REQUIREMENT: Pictures within the data are to be left out; everything else must be reproduced exactly.

GIVEN DATA:
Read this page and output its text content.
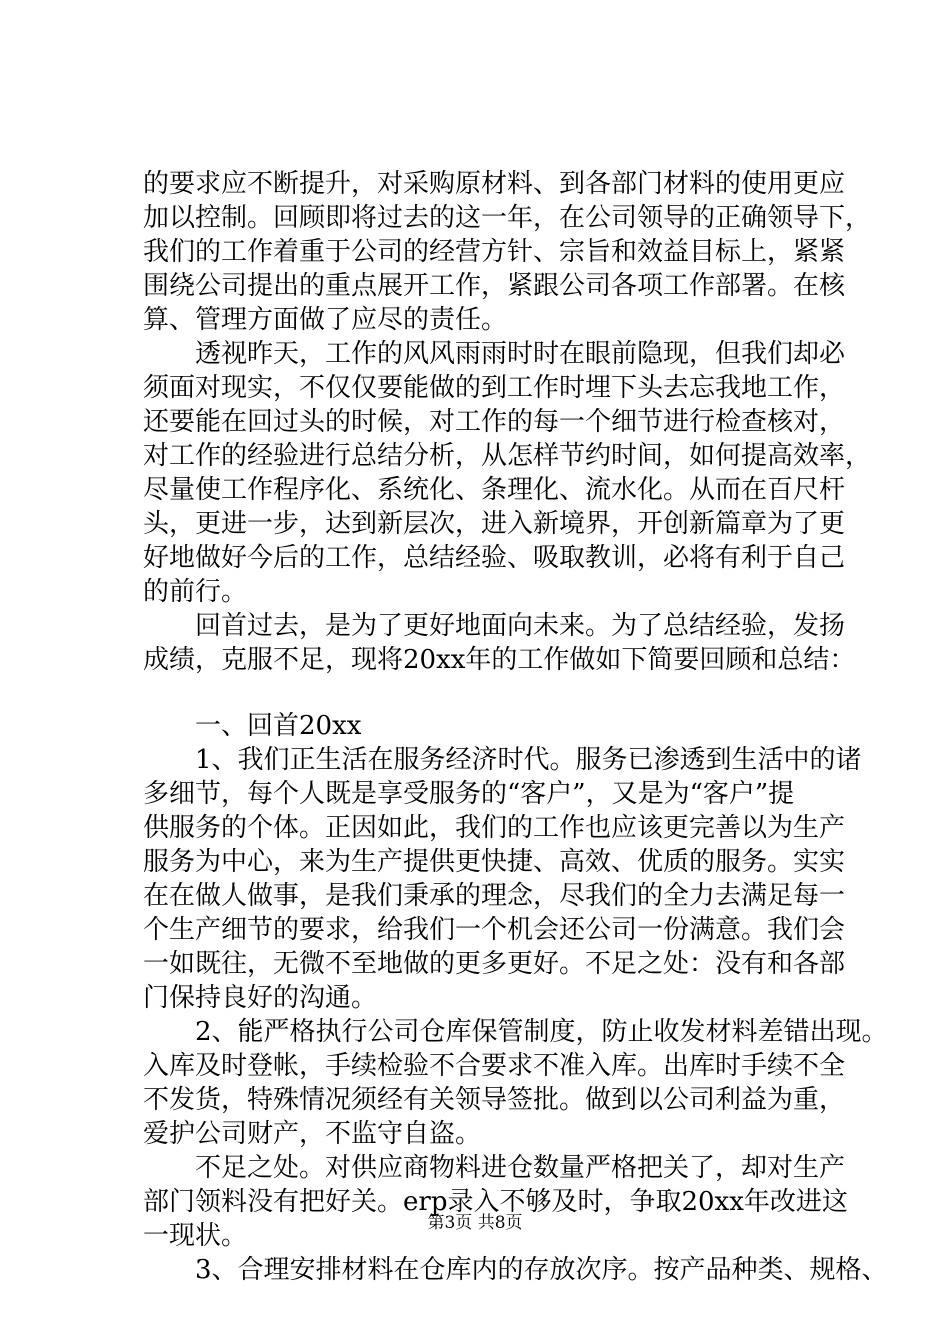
的要求应不断提升，对采购原材料、到各部门材料的使用更应
加以控制。回顾即将过去的这一年，在公司领导的正确领导下，
我们的工作着重于公司的经营方针、宗旨和效益目标上，紧紧
围绕公司提出的重点展开工作，紧跟公司各项工作部署。在核
算、管理方面做了应尽的责任。
　　透视昨天，工作的风风雨雨时时在眼前隐现，但我们却必
须面对现实，不仅仅要能做的到工作时埋下头去忘我地工作，
还要能在回过头的时候，对工作的每一个细节进行检查核对，
对工作的经验进行总结分析，从怎样节约时间，如何提高效率，
尽量使工作程序化、系统化、条理化、流水化。从而在百尺杆
头，更进一步，达到新层次，进入新境界，开创新篇章为了更
好地做好今后的工作，总结经验、吸取教训，必将有利于自己
的前行。
　　回首过去，是为了更好地面向未来。为了总结经验，发扬
成绩，克服不足，现将20xx年的工作做如下简要回顾和总结：
　　一、回首20xx
　　1、我们正生活在服务经济时代。服务已渗透到生活中的诸
多细节，每个人既是享受服务的“客户”，又是为“客户”提
供服务的个体。正因如此，我们的工作也应该更完善以为生产
服务为中心，来为生产提供更快捷、高效、优质的服务。实实
在在做人做事，是我们秉承的理念，尽我们的全力去满足每一
个生产细节的要求，给我们一个机会还公司一份满意。我们会
一如既往，无微不至地做的更多更好。不足之处：没有和各部
门保持良好的沟通。
　　2、能严格执行公司仓库保管制度，防止收发材料差错出现。
入库及时登帐，手续检验不合要求不准入库。出库时手续不全
不发货，特殊情况须经有关领导签批。做到以公司利益为重，
爱护公司财产，不监守自盗。
　　不足之处。对供应商物料进仓数量严格把关了，却对生产
部门领料没有把好关。erp录入不够及时，争取20xx年改进这
一现状。
　　3、合理安排材料在仓库内的存放次序。按产品种类、规格、
第3页 共8页
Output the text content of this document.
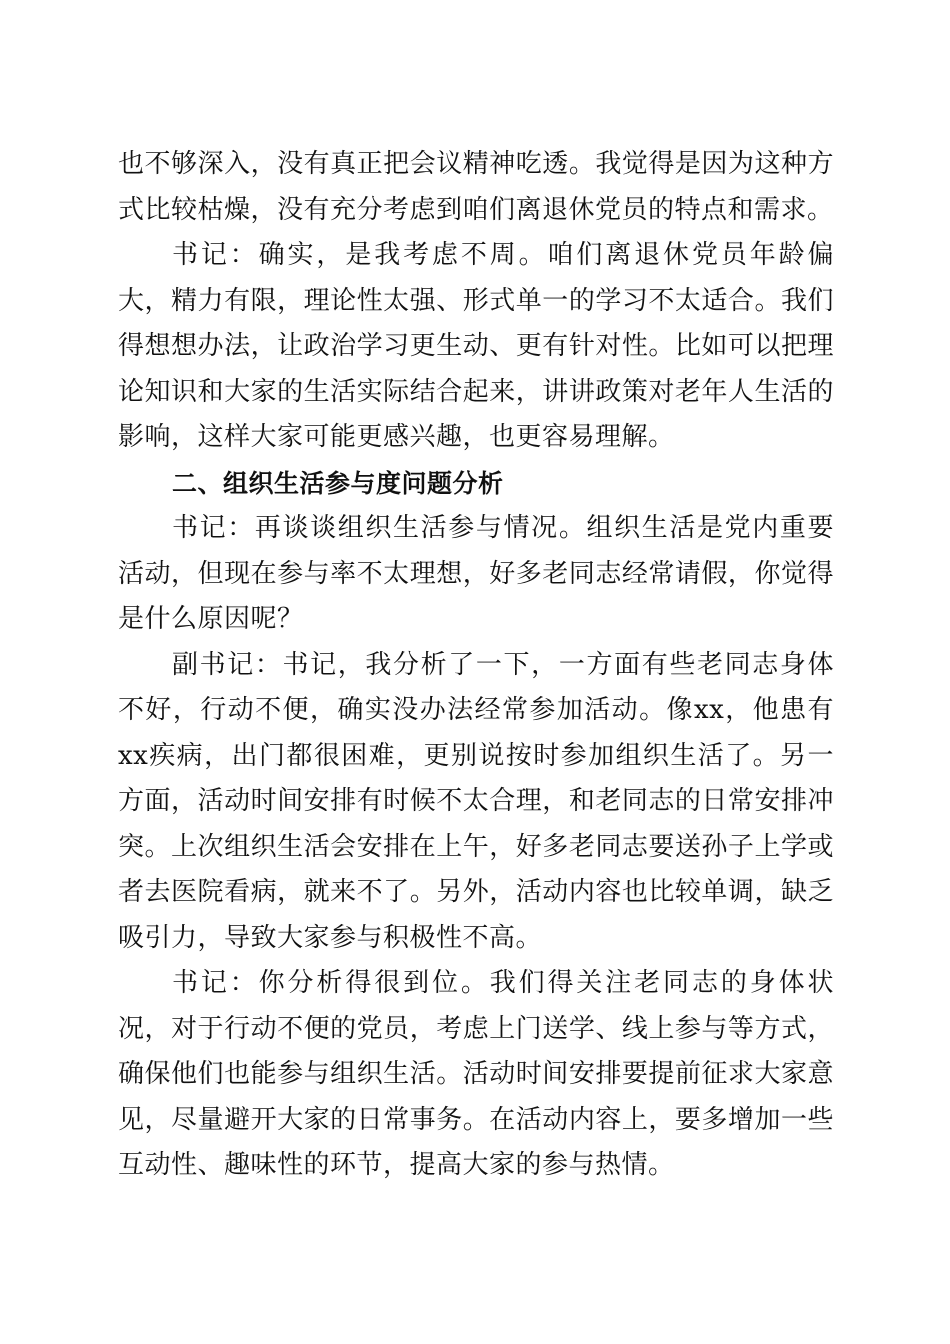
也不够深入，没有真正把会议精神吃透。我觉得是因为这种方式比较枯燥，没有充分考虑到咱们离退休党员的特点和需求。

书记：确实，是我考虑不周。咱们离退休党员年龄偏大，精力有限，理论性太强、形式单一的学习不太适合。我们得想想办法，让政治学习更生动、更有针对性。比如可以把理论知识和大家的生活实际结合起来，讲讲政策对老年人生活的影响，这样大家可能更感兴趣，也更容易理解。

二、组织生活参与度问题分析

书记：再谈谈组织生活参与情况。组织生活是党内重要活动，但现在参与率不太理想，好多老同志经常请假，你觉得是什么原因呢？

副书记：书记，我分析了一下，一方面有些老同志身体不好，行动不便，确实没办法经常参加活动。像xx，他患有xx疾病，出门都很困难，更别说按时参加组织生活了。另一方面，活动时间安排有时候不太合理，和老同志的日常安排冲突。上次组织生活会安排在上午，好多老同志要送孙子上学或者去医院看病，就来不了。另外，活动内容也比较单调，缺乏吸引力，导致大家参与积极性不高。

书记：你分析得很到位。我们得关注老同志的身体状况，对于行动不便的党员，考虑上门送学、线上参与等方式，确保他们也能参与组织生活。活动时间安排要提前征求大家意见，尽量避开大家的日常事务。在活动内容上，要多增加一些互动性、趣味性的环节，提高大家的参与热情。
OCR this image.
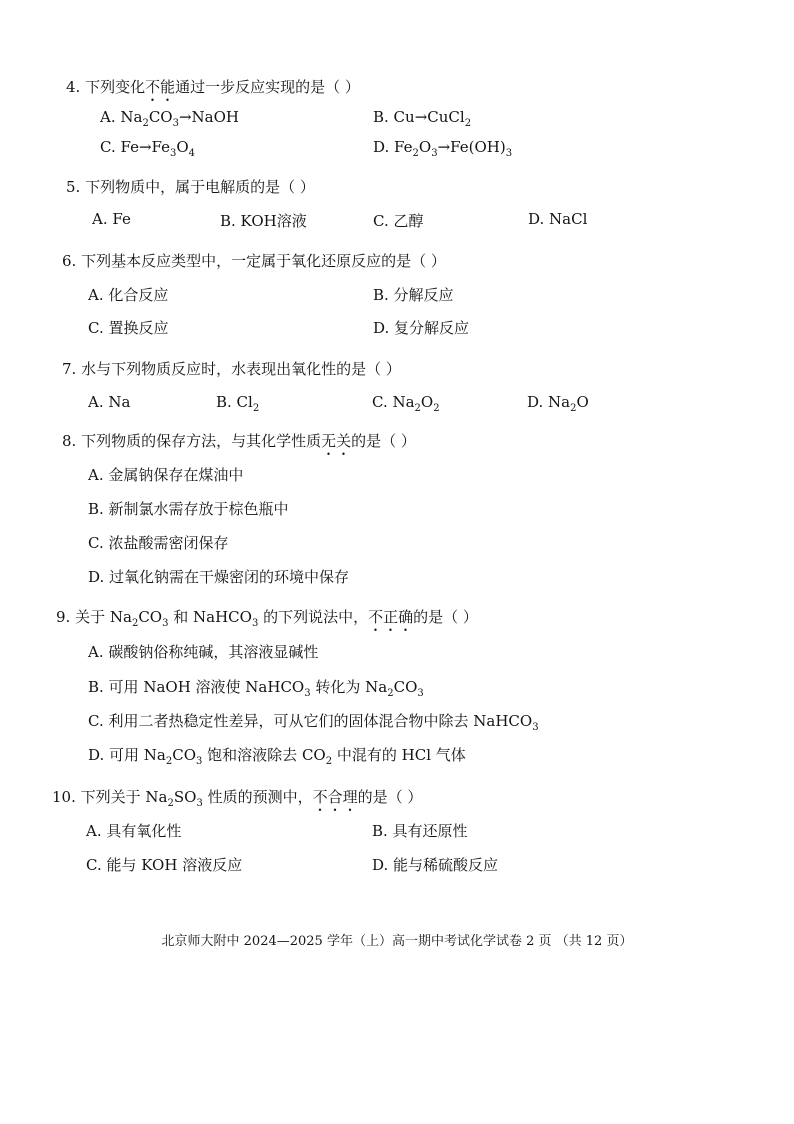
4. 下列变化不能通过一步反应实现的是（ ）
A. $Na_2CO_3\to NaOH$	B. Cu→CuCl$_2$
C. $Fe\to Fe_3O_4$	D. $Fe_2O_3\to Fe(OH)_3$
5. 下列物质中，属于电解质的是（ ）
A. Fe	B. KOH溶液	C. 乙醇	D. NaCl
6. 下列基本反应类型中，一定属于氧化还原反应的是（ ）
A. 化合反应	B. 分解反应
C. 置换反应	D. 复分解反应
7. 水与下列物质反应时，水表现出氧化性的是（ ）
A. Na	B. $Cl_2$	C. $Na_2O_2$	D. $Na_2O$
8. 下列物质的保存方法，与其化学性质无关的是（ ）
A. 金属钠保存在煤油中
B. 新制氯水需存放于棕色瓶中
C. 浓盐酸需密闭保存
D. 过氧化钠需在干燥密闭的环境中保存
9. 关于 $Na_2CO_3$ 和 NaHCO$_3$ 的下列说法中，不正确的是（ ）
A. 碳酸钠俗称纯碱，其溶液显碱性
B. 可用 NaOH 溶液使 NaHCO$_3$ 转化为 $Na_2CO_3$
C. 利用二者热稳定性差异，可从它们的固体混合物中除去 NaHCO$_3$
D. 可用 $Na_2CO_3$ 饱和溶液除去 $CO_2$ 中混有的 HCl 气体
10. 下列关于 $Na_2SO_3$ 性质的预测中，不合理的是（ ）
A. 具有氧化性	B. 具有还原性
C. 能与 KOH 溶液反应	D. 能与稀硫酸反应
北京师大附中 2024—2025 学年（上）高一期中考试化学试卷 2 页 （共 12 页）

FINAL RESULT:
Read this page and output its text content.
的要求应不断提升，对采购原材料、到各部门材料的使用更应
加以控制。回顾即将过去的这一年，在公司领导的正确领导下，
我们的工作着重于公司的经营方针、宗旨和效益目标上，紧紧
围绕公司提出的重点展开工作，紧跟公司各项工作部署。在核
算、管理方面做了应尽的责任。
　　透视昨天，工作的风风雨雨时时在眼前隐现，但我们却必
须面对现实，不仅仅要能做的到工作时埋下头去忘我地工作，
还要能在回过头的时候，对工作的每一个细节进行检查核对，
对工作的经验进行总结分析，从怎样节约时间，如何提高效率，
尽量使工作程序化、系统化、条理化、流水化。从而在百尺杆
头，更进一步，达到新层次，进入新境界，开创新篇章为了更
好地做好今后的工作，总结经验、吸取教训，必将有利于自己
的前行。
　　回首过去，是为了更好地面向未来。为了总结经验，发扬
成绩，克服不足，现将20xx年的工作做如下简要回顾和总结：
　　一、回首20xx
　　1、我们正生活在服务经济时代。服务已渗透到生活中的诸
多细节，每个人既是享受服务的“客户”，又是为“客户”提
供服务的个体。正因如此，我们的工作也应该更完善以为生产
服务为中心，来为生产提供更快捷、高效、优质的服务。实实
在在做人做事，是我们秉承的理念，尽我们的全力去满足每一
个生产细节的要求，给我们一个机会还公司一份满意。我们会
一如既往，无微不至地做的更多更好。不足之处：没有和各部
门保持良好的沟通。
　　2、能严格执行公司仓库保管制度，防止收发材料差错出现。
入库及时登帐，手续检验不合要求不准入库。出库时手续不全
不发货，特殊情况须经有关领导签批。做到以公司利益为重，
爱护公司财产，不监守自盗。
　　不足之处。对供应商物料进仓数量严格把关了，却对生产
部门领料没有把好关。erp录入不够及时，争取20xx年改进这
一现状。
　　3、合理安排材料在仓库内的存放次序。按产品种类、规格、
第3页 共8页
Output the text content of this document.
也不够深入，没有真正把会议精神吃透。我觉得是因为这种方式比较枯燥，没有充分考虑到咱们离退休党员的特点和需求。

书记：确实，是我考虑不周。咱们离退休党员年龄偏大，精力有限，理论性太强、形式单一的学习不太适合。我们得想想办法，让政治学习更生动、更有针对性。比如可以把理论知识和大家的生活实际结合起来，讲讲政策对老年人生活的影响，这样大家可能更感兴趣，也更容易理解。

二、组织生活参与度问题分析

书记：再谈谈组织生活参与情况。组织生活是党内重要活动，但现在参与率不太理想，好多老同志经常请假，你觉得是什么原因呢？

副书记：书记，我分析了一下，一方面有些老同志身体不好，行动不便，确实没办法经常参加活动。像xx，他患有xx疾病，出门都很困难，更别说按时参加组织生活了。另一方面，活动时间安排有时候不太合理，和老同志的日常安排冲突。上次组织生活会安排在上午，好多老同志要送孙子上学或者去医院看病，就来不了。另外，活动内容也比较单调，缺乏吸引力，导致大家参与积极性不高。

书记：你分析得很到位。我们得关注老同志的身体状况，对于行动不便的党员，考虑上门送学、线上参与等方式，确保他们也能参与组织生活。活动时间安排要提前征求大家意见，尽量避开大家的日常事务。在活动内容上，要多增加一些互动性、趣味性的环节，提高大家的参与热情。
OCR this image.
4. 下列变化不能通过一步反应实现的是（ ）
A. $Na_2CO_3\to NaOH$	B. Cu→CuCl$_2$
C. $Fe\to Fe_3O_4$	D. $Fe_2O_3\to Fe(OH)_3$
5. 下列物质中，属于电解质的是（ ）
A. Fe	B. KOH溶液	C. 乙醇	D. NaCl
6. 下列基本反应类型中，一定属于氧化还原反应的是（ ）
A. 化合反应	B. 分解反应
C. 置换反应	D. 复分解反应
7. 水与下列物质反应时，水表现出氧化性的是（ ）
A. Na	B. $Cl_2$	C. $Na_2O_2$	D. $Na_2O$
8. 下列物质的保存方法，与其化学性质无关的是（ ）
A. 金属钠保存在煤油中
B. 新制氯水需存放于棕色瓶中
C. 浓盐酸需密闭保存
D. 过氧化钠需在干燥密闭的环境中保存
9. 关于 $Na_2CO_3$ 和 NaHCO$_3$ 的下列说法中，不正确的是（ ）
A. 碳酸钠俗称纯碱，其溶液显碱性
B. 可用 NaOH 溶液使 NaHCO$_3$ 转化为 $Na_2CO_3$
C. 利用二者热稳定性差异，可从它们的固体混合物中除去 NaHCO$_3$
D. 可用 $Na_2CO_3$ 饱和溶液除去 $CO_2$ 中混有的 HCl 气体
10. 下列关于 $Na_2SO_3$ 性质的预测中，不合理的是（ ）
A. 具有氧化性	B. 具有还原性
C. 能与 KOH 溶液反应	D. 能与稀硫酸反应
北京师大附中 2024—2025 学年（上）高一期中考试化学试卷 2 页 （共 12 页）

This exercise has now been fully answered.